TASK DETAILS
Below are some records; return each one exactly.

Extracted data entries:

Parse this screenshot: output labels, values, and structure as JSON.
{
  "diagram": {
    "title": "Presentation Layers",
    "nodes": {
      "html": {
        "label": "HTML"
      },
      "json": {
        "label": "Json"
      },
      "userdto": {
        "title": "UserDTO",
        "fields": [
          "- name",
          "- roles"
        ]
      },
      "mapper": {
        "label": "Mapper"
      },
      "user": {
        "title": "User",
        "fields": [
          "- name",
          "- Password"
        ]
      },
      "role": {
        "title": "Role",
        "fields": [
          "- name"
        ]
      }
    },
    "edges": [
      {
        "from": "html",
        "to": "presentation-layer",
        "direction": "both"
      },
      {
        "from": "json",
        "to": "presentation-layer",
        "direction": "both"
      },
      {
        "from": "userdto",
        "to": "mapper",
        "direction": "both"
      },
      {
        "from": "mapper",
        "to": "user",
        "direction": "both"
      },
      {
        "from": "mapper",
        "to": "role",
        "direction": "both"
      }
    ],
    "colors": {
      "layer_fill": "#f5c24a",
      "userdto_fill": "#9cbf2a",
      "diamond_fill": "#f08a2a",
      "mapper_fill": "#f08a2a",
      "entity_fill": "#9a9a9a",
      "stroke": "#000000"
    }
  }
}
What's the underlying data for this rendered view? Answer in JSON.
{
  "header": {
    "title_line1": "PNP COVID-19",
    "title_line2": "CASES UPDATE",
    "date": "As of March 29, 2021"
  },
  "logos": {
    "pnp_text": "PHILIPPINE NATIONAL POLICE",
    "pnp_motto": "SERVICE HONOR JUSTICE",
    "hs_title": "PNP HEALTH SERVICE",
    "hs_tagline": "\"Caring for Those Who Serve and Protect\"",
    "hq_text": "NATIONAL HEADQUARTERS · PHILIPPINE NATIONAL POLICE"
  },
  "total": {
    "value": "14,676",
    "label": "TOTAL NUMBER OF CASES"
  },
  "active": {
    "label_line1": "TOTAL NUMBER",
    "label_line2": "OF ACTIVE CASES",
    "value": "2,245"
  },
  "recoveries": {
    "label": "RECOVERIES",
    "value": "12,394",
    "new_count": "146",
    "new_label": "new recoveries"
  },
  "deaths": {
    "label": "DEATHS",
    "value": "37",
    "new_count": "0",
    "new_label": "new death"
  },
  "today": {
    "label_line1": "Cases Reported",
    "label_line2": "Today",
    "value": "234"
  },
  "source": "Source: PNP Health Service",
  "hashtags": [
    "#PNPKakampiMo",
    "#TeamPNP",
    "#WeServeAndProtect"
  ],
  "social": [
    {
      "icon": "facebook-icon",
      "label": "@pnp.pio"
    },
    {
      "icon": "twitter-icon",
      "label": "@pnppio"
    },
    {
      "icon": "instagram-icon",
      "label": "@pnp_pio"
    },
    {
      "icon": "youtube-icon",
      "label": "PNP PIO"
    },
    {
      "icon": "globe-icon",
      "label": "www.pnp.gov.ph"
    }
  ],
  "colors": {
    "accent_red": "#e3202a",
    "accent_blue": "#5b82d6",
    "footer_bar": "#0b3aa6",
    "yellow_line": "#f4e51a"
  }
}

THE RESULT
Parse this screenshot: output labels, values, and structure as JSON.
{
  "diagram": {
    "title": "Presentation Layers",
    "nodes": {
      "html": {
        "label": "HTML"
      },
      "json": {
        "label": "Json"
      },
      "userdto": {
        "title": "UserDTO",
        "fields": [
          "- name",
          "- roles"
        ]
      },
      "mapper": {
        "label": "Mapper"
      },
      "user": {
        "title": "User",
        "fields": [
          "- name",
          "- Password"
        ]
      },
      "role": {
        "title": "Role",
        "fields": [
          "- name"
        ]
      }
    },
    "edges": [
      {
        "from": "html",
        "to": "presentation-layer",
        "direction": "both"
      },
      {
        "from": "json",
        "to": "presentation-layer",
        "direction": "both"
      },
      {
        "from": "userdto",
        "to": "mapper",
        "direction": "both"
      },
      {
        "from": "mapper",
        "to": "user",
        "direction": "both"
      },
      {
        "from": "mapper",
        "to": "role",
        "direction": "both"
      }
    ],
    "colors": {
      "layer_fill": "#f5c24a",
      "userdto_fill": "#9cbf2a",
      "diamond_fill": "#f08a2a",
      "mapper_fill": "#f08a2a",
      "entity_fill": "#9a9a9a",
      "stroke": "#000000"
    }
  }
}
What's the underlying data for this rendered view? Answer in JSON.
{
  "header": {
    "title_line1": "PNP COVID-19",
    "title_line2": "CASES UPDATE",
    "date": "As of March 29, 2021"
  },
  "logos": {
    "pnp_text": "PHILIPPINE NATIONAL POLICE",
    "pnp_motto": "SERVICE HONOR JUSTICE",
    "hs_title": "PNP HEALTH SERVICE",
    "hs_tagline": "\"Caring for Those Who Serve and Protect\"",
    "hq_text": "NATIONAL HEADQUARTERS · PHILIPPINE NATIONAL POLICE"
  },
  "total": {
    "value": "14,676",
    "label": "TOTAL NUMBER OF CASES"
  },
  "active": {
    "label_line1": "TOTAL NUMBER",
    "label_line2": "OF ACTIVE CASES",
    "value": "2,245"
  },
  "recoveries": {
    "label": "RECOVERIES",
    "value": "12,394",
    "new_count": "146",
    "new_label": "new recoveries"
  },
  "deaths": {
    "label": "DEATHS",
    "value": "37",
    "new_count": "0",
    "new_label": "new death"
  },
  "today": {
    "label_line1": "Cases Reported",
    "label_line2": "Today",
    "value": "234"
  },
  "source": "Source: PNP Health Service",
  "hashtags": [
    "#PNPKakampiMo",
    "#TeamPNP",
    "#WeServeAndProtect"
  ],
  "social": [
    {
      "icon": "facebook-icon",
      "label": "@pnp.pio"
    },
    {
      "icon": "twitter-icon",
      "label": "@pnppio"
    },
    {
      "icon": "instagram-icon",
      "label": "@pnp_pio"
    },
    {
      "icon": "youtube-icon",
      "label": "PNP PIO"
    },
    {
      "icon": "globe-icon",
      "label": "www.pnp.gov.ph"
    }
  ],
  "colors": {
    "accent_red": "#e3202a",
    "accent_blue": "#5b82d6",
    "footer_bar": "#0b3aa6",
    "yellow_line": "#f4e51a"
  }
}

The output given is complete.